Direction> Every entry below should be printed exactly, without its images.

Excerpt from a dataset>

▽

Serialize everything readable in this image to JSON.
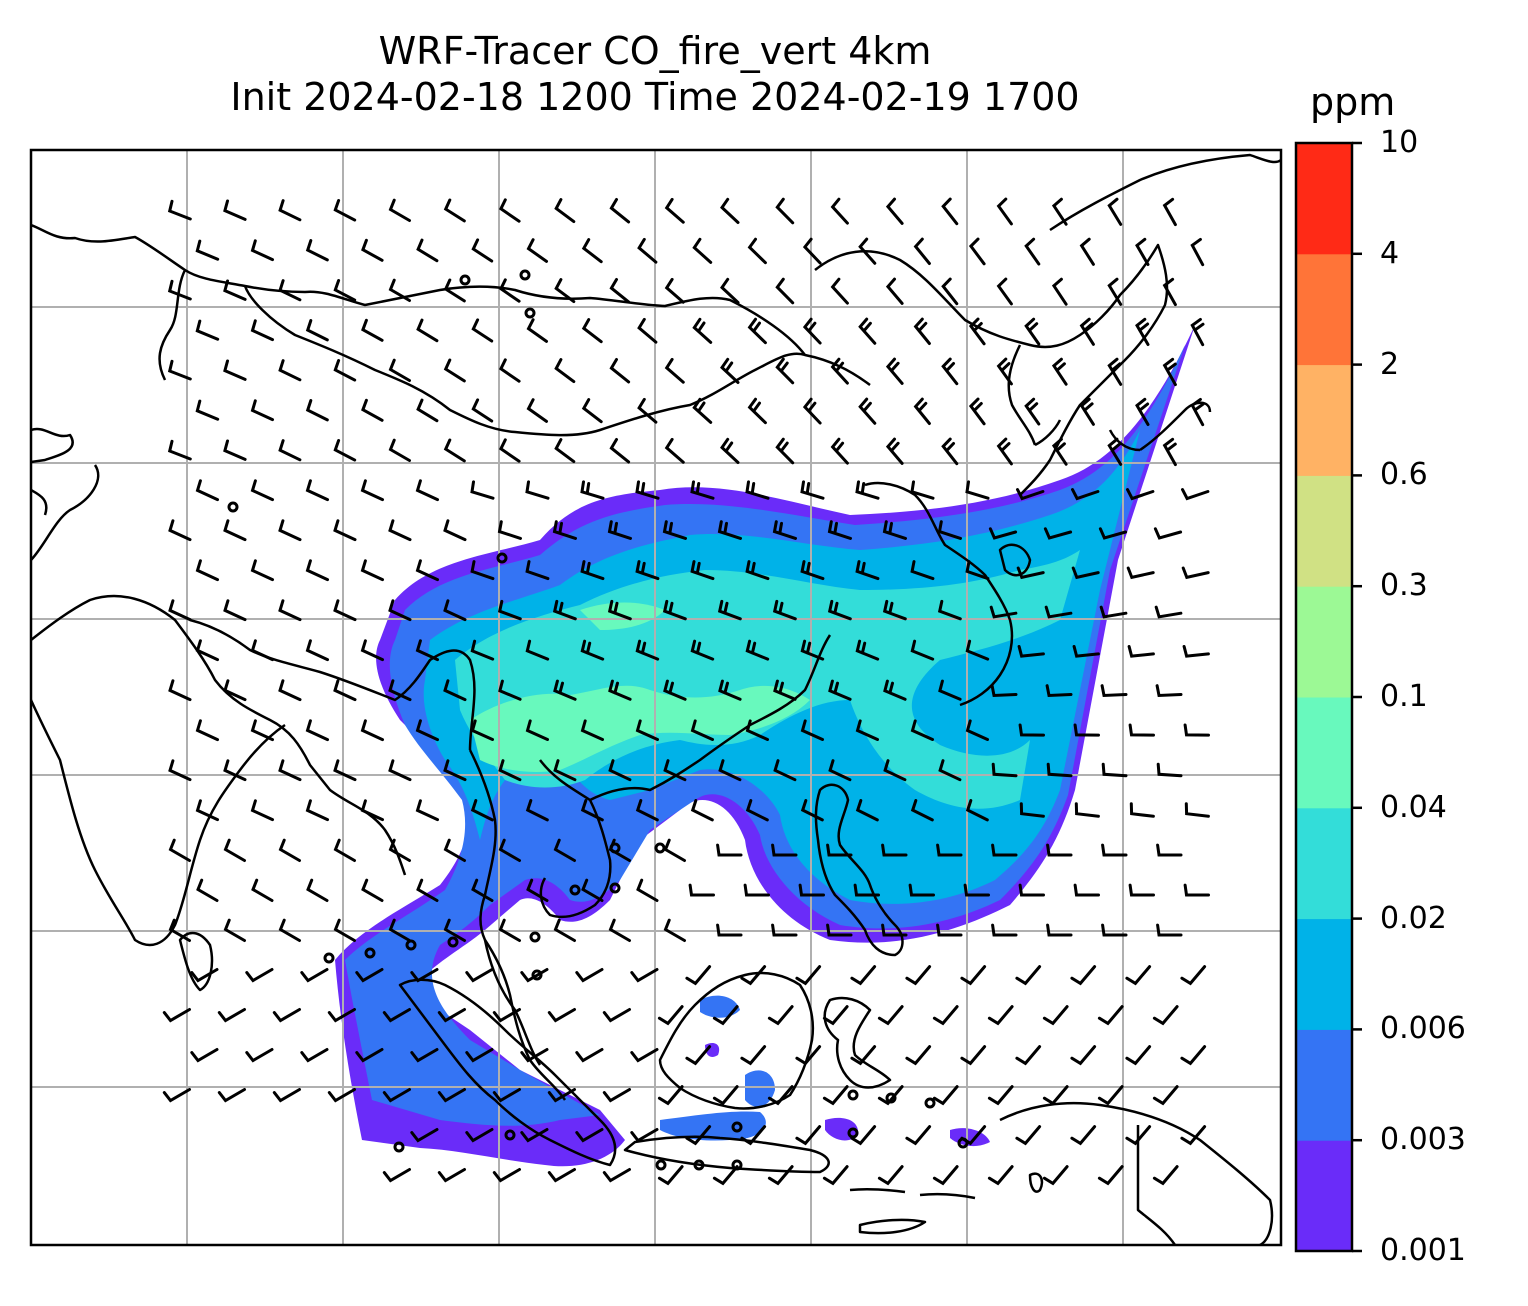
{
  "title_line1": "WRF-Tracer CO_fire_vert 4km",
  "title_line2": "Init 2024-02-18 1200 Time 2024-02-19 1700",
  "colorbar": {
    "unit": "ppm",
    "levels": [
      "0.001",
      "0.003",
      "0.006",
      "0.02",
      "0.04",
      "0.1",
      "0.3",
      "0.6",
      "2",
      "4",
      "10"
    ],
    "colors": [
      "#6a2cf9",
      "#3474f4",
      "#00b2e8",
      "#33ddd9",
      "#68f9bd",
      "#9cf995",
      "#d0e184",
      "#ffb264",
      "#ff7438",
      "#ff2a16"
    ]
  },
  "map": {
    "background": "#ffffff",
    "gridline_color": "#b0b0b0",
    "coastline_color": "#000000",
    "barb_color": "#000000",
    "plume_dominant_level": "0.006-0.02"
  }
}
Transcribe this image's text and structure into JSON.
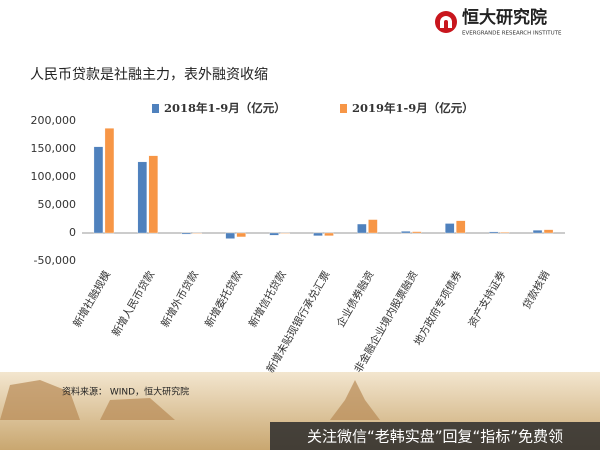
{
  "header": {
    "logo_name": "恒大研究院",
    "logo_subtitle": "EVERGRANDE RESEARCH INSTITUTE"
  },
  "chart_data": {
    "type": "bar",
    "title": "人民币贷款是社融主力，表外融资收缩",
    "categories": [
      "新增社融规模",
      "新增人民币贷款",
      "新增外币贷款",
      "新增委托贷款",
      "新增信托贷款",
      "新增未贴现银行承兑汇票",
      "企业债券融资",
      "非金融企业境内股票融资",
      "地方政府专项债券",
      "资产支持证券",
      "贷款核销"
    ],
    "series": [
      {
        "name": "2018年1-9月（亿元）",
        "color": "#4f81bd",
        "values": [
          154000,
          127000,
          -2000,
          -10000,
          -4000,
          -5000,
          16000,
          3000,
          17000,
          2000,
          5000
        ]
      },
      {
        "name": "2019年1-9月（亿元）",
        "color": "#f79646",
        "values": [
          187000,
          138000,
          -1000,
          -7000,
          -1000,
          -5000,
          24000,
          2500,
          22000,
          1500,
          6000
        ]
      }
    ],
    "ylim": [
      -50000,
      200000
    ],
    "yticks": [
      {
        "value": -50000,
        "label": "-50,000"
      },
      0,
      {
        "value": 50000,
        "label": "50,000"
      },
      {
        "value": 100000,
        "label": "100,000"
      },
      {
        "value": 150000,
        "label": "150,000"
      },
      {
        "value": 200000,
        "label": "200,000"
      }
    ],
    "grid": false,
    "legend": "top"
  },
  "footer": {
    "source": "资料来源： WIND，恒大研究院",
    "watermark": "关注微信“老韩实盘”回复“指标”免费领"
  }
}
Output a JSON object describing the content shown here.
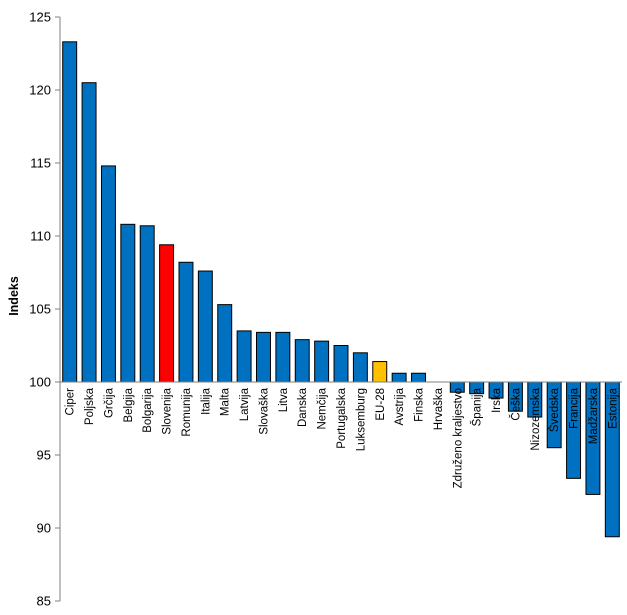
{
  "chart_data": {
    "type": "bar",
    "ylabel": "Indeks",
    "ylim": [
      85,
      125
    ],
    "y_ticks": [
      85,
      90,
      95,
      100,
      105,
      110,
      115,
      120,
      125
    ],
    "baseline": 100,
    "grid": false,
    "legend": "none",
    "categories": [
      "Ciper",
      "Poljska",
      "Grčija",
      "Belgija",
      "Bolgarija",
      "Slovenija",
      "Romunija",
      "Italija",
      "Malta",
      "Latvija",
      "Slovaška",
      "Litva",
      "Danska",
      "Nemčija",
      "Portugalska",
      "Luksemburg",
      "EU-28",
      "Avstrija",
      "Finska",
      "Hrvaška",
      "Združeno kraljestvo",
      "Španija",
      "Irska",
      "Češka",
      "Nizozemska",
      "Švedska",
      "Francija",
      "Madžarska",
      "Estonija"
    ],
    "values": [
      123.3,
      120.5,
      114.8,
      110.8,
      110.7,
      109.4,
      108.2,
      107.6,
      105.3,
      103.5,
      103.4,
      103.4,
      102.9,
      102.8,
      102.5,
      102.0,
      101.4,
      100.6,
      100.6,
      100.0,
      99.3,
      99.2,
      98.9,
      98.0,
      97.6,
      95.5,
      93.4,
      92.3,
      89.4
    ],
    "colors": {
      "default": "#0070C0",
      "Slovenija": "#FF0000",
      "EU-28": "#FFC000"
    }
  }
}
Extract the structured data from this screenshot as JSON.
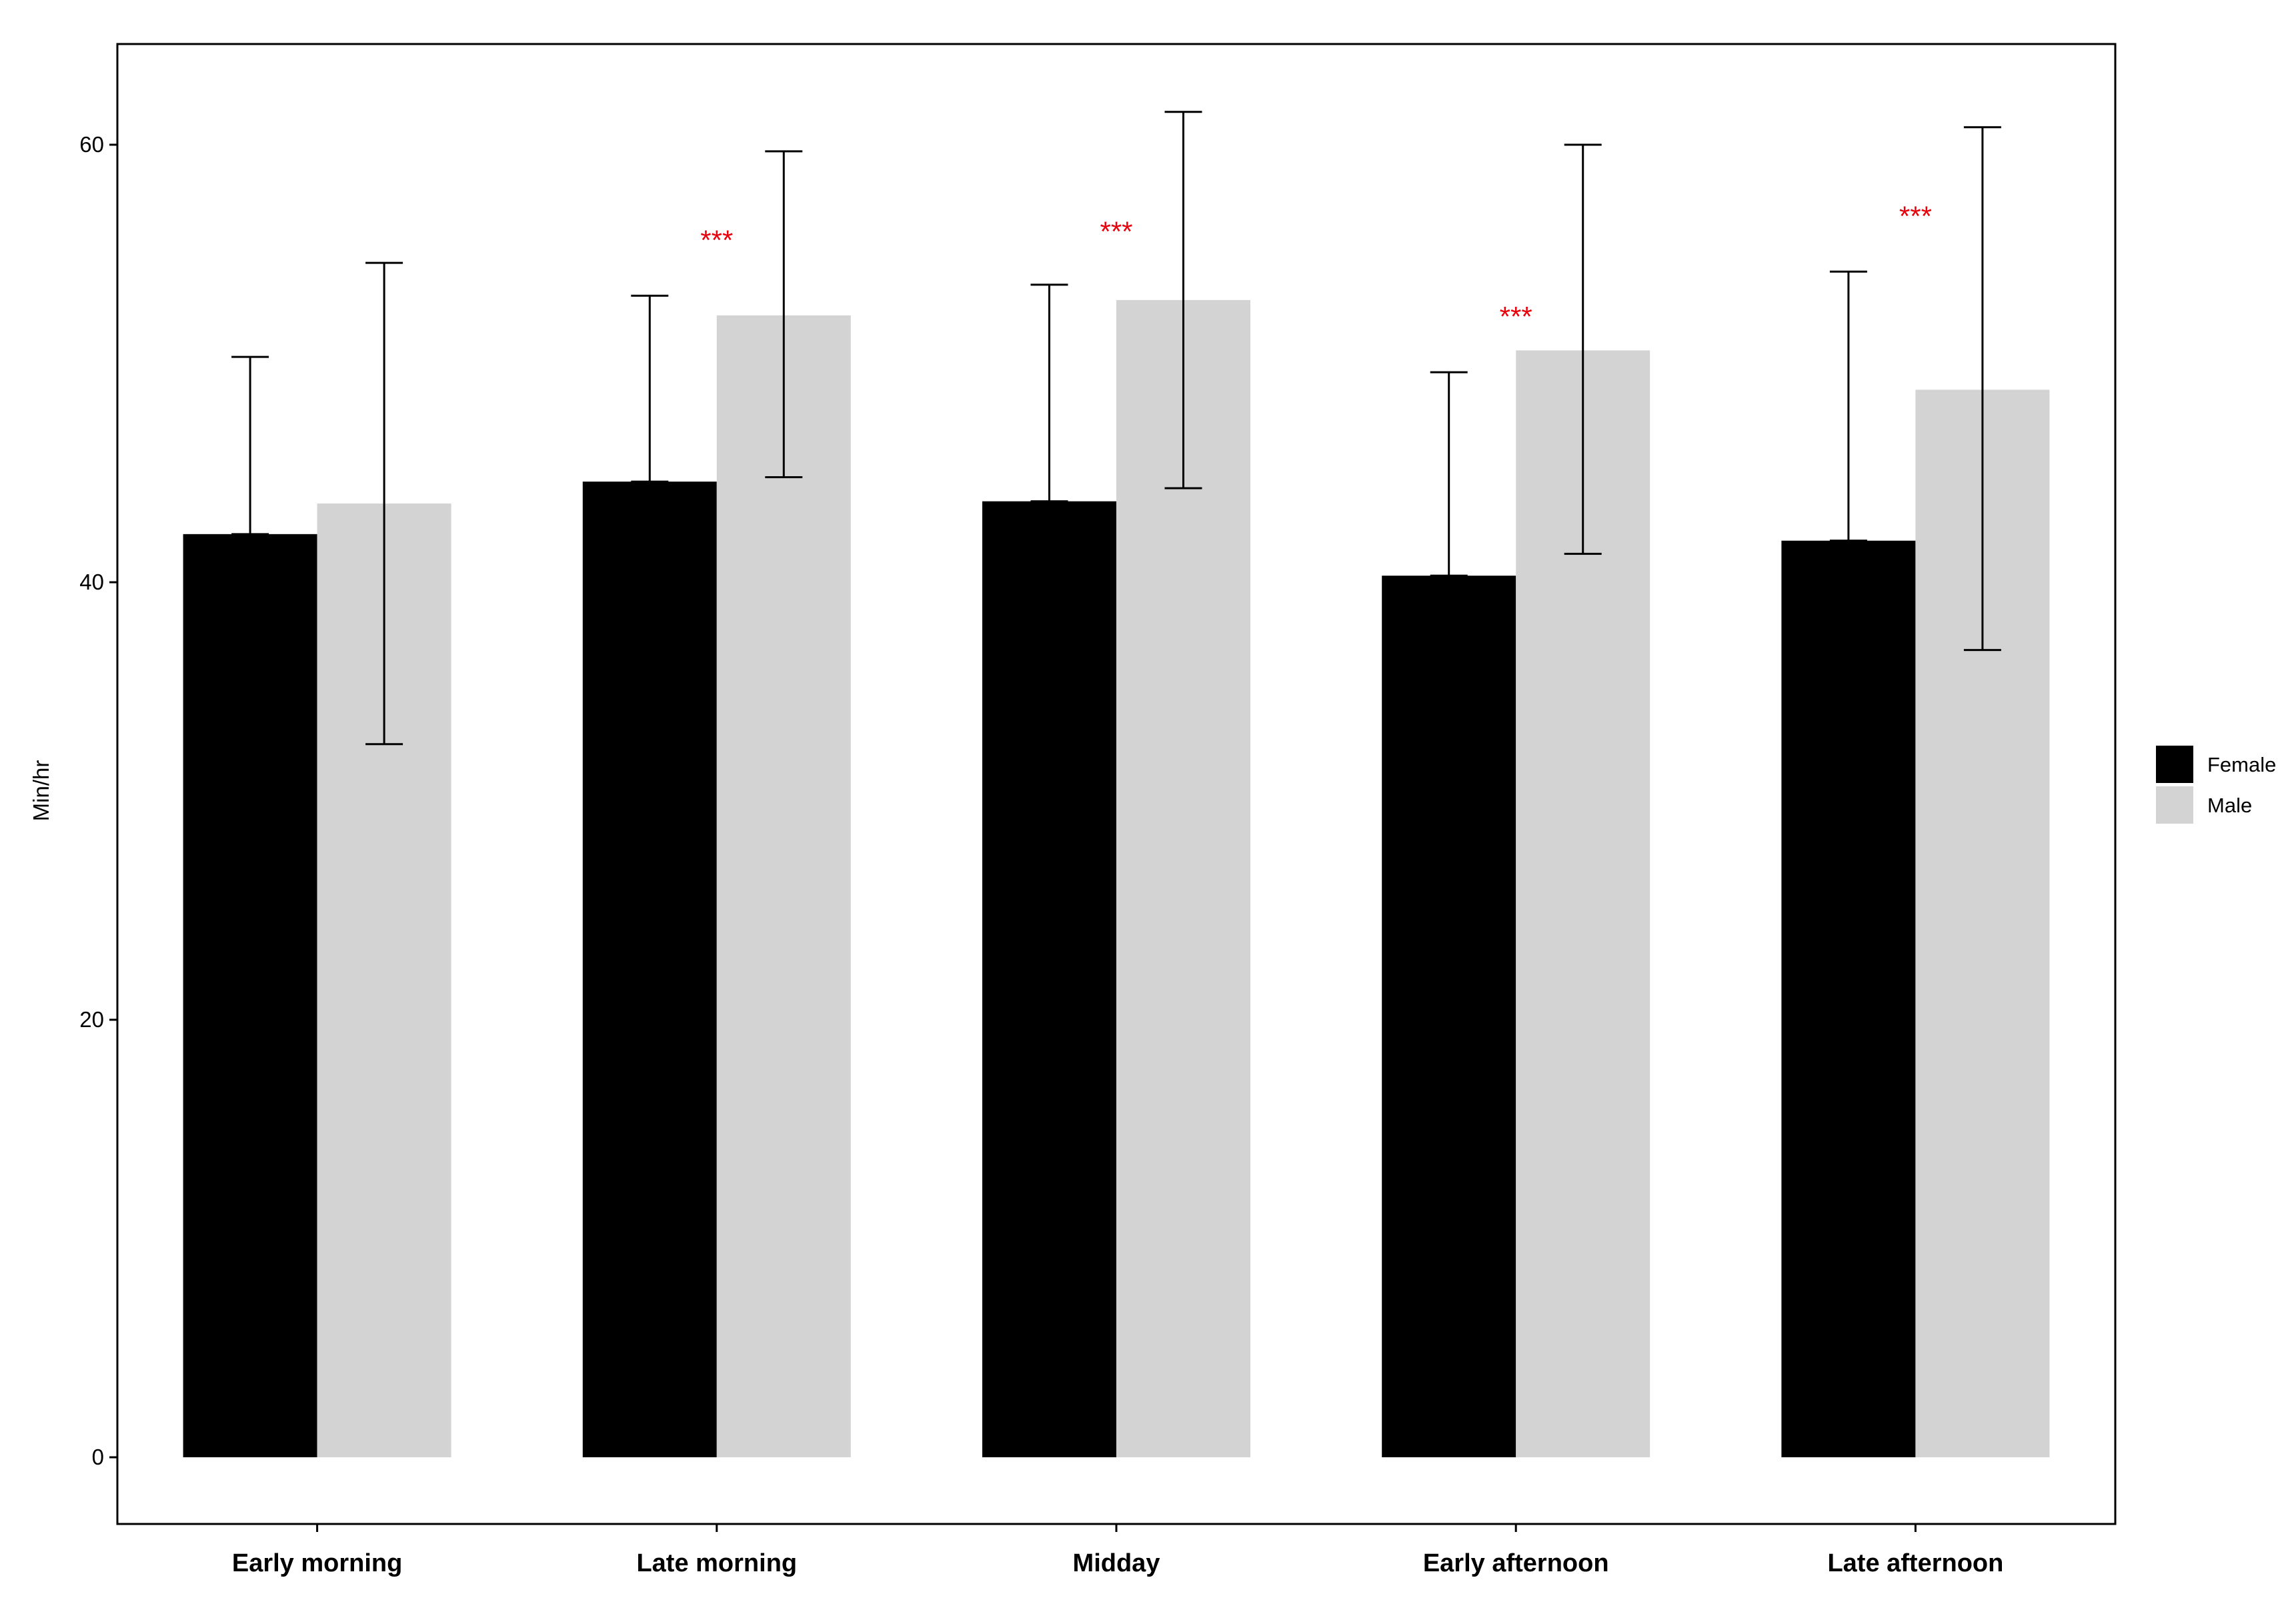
{
  "chart_data": {
    "type": "bar",
    "title": "",
    "xlabel": "",
    "ylabel": "Min/hr",
    "ylim": [
      -3,
      64.5
    ],
    "yticks": [
      0,
      20,
      40,
      60
    ],
    "grid": false,
    "legend_position": "right",
    "categories": [
      "Early morning",
      "Late morning",
      "Midday",
      "Early afternoon",
      "Late afternoon"
    ],
    "series": [
      {
        "name": "Female",
        "color": "#000000",
        "values": [
          42.2,
          44.6,
          43.7,
          40.3,
          41.9
        ],
        "error_low": [
          42.2,
          44.6,
          43.7,
          40.3,
          41.9
        ],
        "error_high": [
          50.3,
          53.1,
          53.6,
          49.6,
          54.2
        ]
      },
      {
        "name": "Male",
        "color": "#d3d3d3",
        "values": [
          43.6,
          52.2,
          52.9,
          50.6,
          48.8
        ],
        "error_low": [
          32.6,
          44.8,
          44.3,
          41.3,
          36.9
        ],
        "error_high": [
          54.6,
          59.7,
          61.5,
          60.0,
          60.8
        ]
      }
    ],
    "annotations": [
      {
        "category": "Late morning",
        "text": "***",
        "y": 55.2,
        "color": "#e8000b"
      },
      {
        "category": "Midday",
        "text": "***",
        "y": 55.6,
        "color": "#e8000b"
      },
      {
        "category": "Early afternoon",
        "text": "***",
        "y": 51.7,
        "color": "#e8000b"
      },
      {
        "category": "Late afternoon",
        "text": "***",
        "y": 56.3,
        "color": "#e8000b"
      }
    ]
  }
}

△

Problem solution>
Serialize everything readable in this image to JSON.
{
  "title_line1": "WRF-Tracer CO_fire_vert 4km",
  "title_line2": "Init 2024-02-18 1200 Time 2024-02-19 1700",
  "colorbar": {
    "unit": "ppm",
    "levels": [
      "0.001",
      "0.003",
      "0.006",
      "0.02",
      "0.04",
      "0.1",
      "0.3",
      "0.6",
      "2",
      "4",
      "10"
    ],
    "colors": [
      "#6a2cf9",
      "#3474f4",
      "#00b2e8",
      "#33ddd9",
      "#68f9bd",
      "#9cf995",
      "#d0e184",
      "#ffb264",
      "#ff7438",
      "#ff2a16"
    ]
  },
  "map": {
    "background": "#ffffff",
    "gridline_color": "#b0b0b0",
    "coastline_color": "#000000",
    "barb_color": "#000000",
    "plume_dominant_level": "0.006-0.02"
  }
}
Transcribe this image's text and structure into JSON.
{
  "header": {
    "logo_name": "恒大研究院",
    "logo_subtitle": "EVERGRANDE RESEARCH INSTITUTE"
  },
  "chart_data": {
    "type": "bar",
    "title": "人民币贷款是社融主力，表外融资收缩",
    "categories": [
      "新增社融规模",
      "新增人民币贷款",
      "新增外币贷款",
      "新增委托贷款",
      "新增信托贷款",
      "新增未贴现银行承兑汇票",
      "企业债券融资",
      "非金融企业境内股票融资",
      "地方政府专项债券",
      "资产支持证券",
      "贷款核销"
    ],
    "series": [
      {
        "name": "2018年1-9月（亿元）",
        "color": "#4f81bd",
        "values": [
          154000,
          127000,
          -2000,
          -10000,
          -4000,
          -5000,
          16000,
          3000,
          17000,
          2000,
          5000
        ]
      },
      {
        "name": "2019年1-9月（亿元）",
        "color": "#f79646",
        "values": [
          187000,
          138000,
          -1000,
          -7000,
          -1000,
          -5000,
          24000,
          2500,
          22000,
          1500,
          6000
        ]
      }
    ],
    "ylim": [
      -50000,
      200000
    ],
    "yticks": [
      {
        "value": -50000,
        "label": "-50,000"
      },
      0,
      {
        "value": 50000,
        "label": "50,000"
      },
      {
        "value": 100000,
        "label": "100,000"
      },
      {
        "value": 150000,
        "label": "150,000"
      },
      {
        "value": 200000,
        "label": "200,000"
      }
    ],
    "grid": false,
    "legend": "top"
  },
  "footer": {
    "source": "资料来源： WIND，恒大研究院",
    "watermark": "关注微信“老韩实盘”回复“指标”免费领"
  }
}
Output a JSON object describing the content shown here.
{
  "chart_data": {
    "type": "bar",
    "ylabel": "Indeks",
    "ylim": [
      85,
      125
    ],
    "y_ticks": [
      85,
      90,
      95,
      100,
      105,
      110,
      115,
      120,
      125
    ],
    "baseline": 100,
    "grid": false,
    "legend": "none",
    "categories": [
      "Ciper",
      "Poljska",
      "Grčija",
      "Belgija",
      "Bolgarija",
      "Slovenija",
      "Romunija",
      "Italija",
      "Malta",
      "Latvija",
      "Slovaška",
      "Litva",
      "Danska",
      "Nemčija",
      "Portugalska",
      "Luksemburg",
      "EU-28",
      "Avstrija",
      "Finska",
      "Hrvaška",
      "Združeno kraljestvo",
      "Španija",
      "Irska",
      "Češka",
      "Nizozemska",
      "Švedska",
      "Francija",
      "Madžarska",
      "Estonija"
    ],
    "values": [
      123.3,
      120.5,
      114.8,
      110.8,
      110.7,
      109.4,
      108.2,
      107.6,
      105.3,
      103.5,
      103.4,
      103.4,
      102.9,
      102.8,
      102.5,
      102.0,
      101.4,
      100.6,
      100.6,
      100.0,
      99.3,
      99.2,
      98.9,
      98.0,
      97.6,
      95.5,
      93.4,
      92.3,
      89.4
    ],
    "colors": {
      "default": "#0070C0",
      "Slovenija": "#FF0000",
      "EU-28": "#FFC000"
    }
  }
}
Extract the structured data from this screenshot as JSON.
{
  "chart_data": {
    "type": "bar",
    "title": "",
    "xlabel": "",
    "ylabel": "Min/hr",
    "ylim": [
      -3,
      64.5
    ],
    "yticks": [
      0,
      20,
      40,
      60
    ],
    "grid": false,
    "legend_position": "right",
    "categories": [
      "Early morning",
      "Late morning",
      "Midday",
      "Early afternoon",
      "Late afternoon"
    ],
    "series": [
      {
        "name": "Female",
        "color": "#000000",
        "values": [
          42.2,
          44.6,
          43.7,
          40.3,
          41.9
        ],
        "error_low": [
          42.2,
          44.6,
          43.7,
          40.3,
          41.9
        ],
        "error_high": [
          50.3,
          53.1,
          53.6,
          49.6,
          54.2
        ]
      },
      {
        "name": "Male",
        "color": "#d3d3d3",
        "values": [
          43.6,
          52.2,
          52.9,
          50.6,
          48.8
        ],
        "error_low": [
          32.6,
          44.8,
          44.3,
          41.3,
          36.9
        ],
        "error_high": [
          54.6,
          59.7,
          61.5,
          60.0,
          60.8
        ]
      }
    ],
    "annotations": [
      {
        "category": "Late morning",
        "text": "***",
        "y": 55.2,
        "color": "#e8000b"
      },
      {
        "category": "Midday",
        "text": "***",
        "y": 55.6,
        "color": "#e8000b"
      },
      {
        "category": "Early afternoon",
        "text": "***",
        "y": 51.7,
        "color": "#e8000b"
      },
      {
        "category": "Late afternoon",
        "text": "***",
        "y": 56.3,
        "color": "#e8000b"
      }
    ]
  }
}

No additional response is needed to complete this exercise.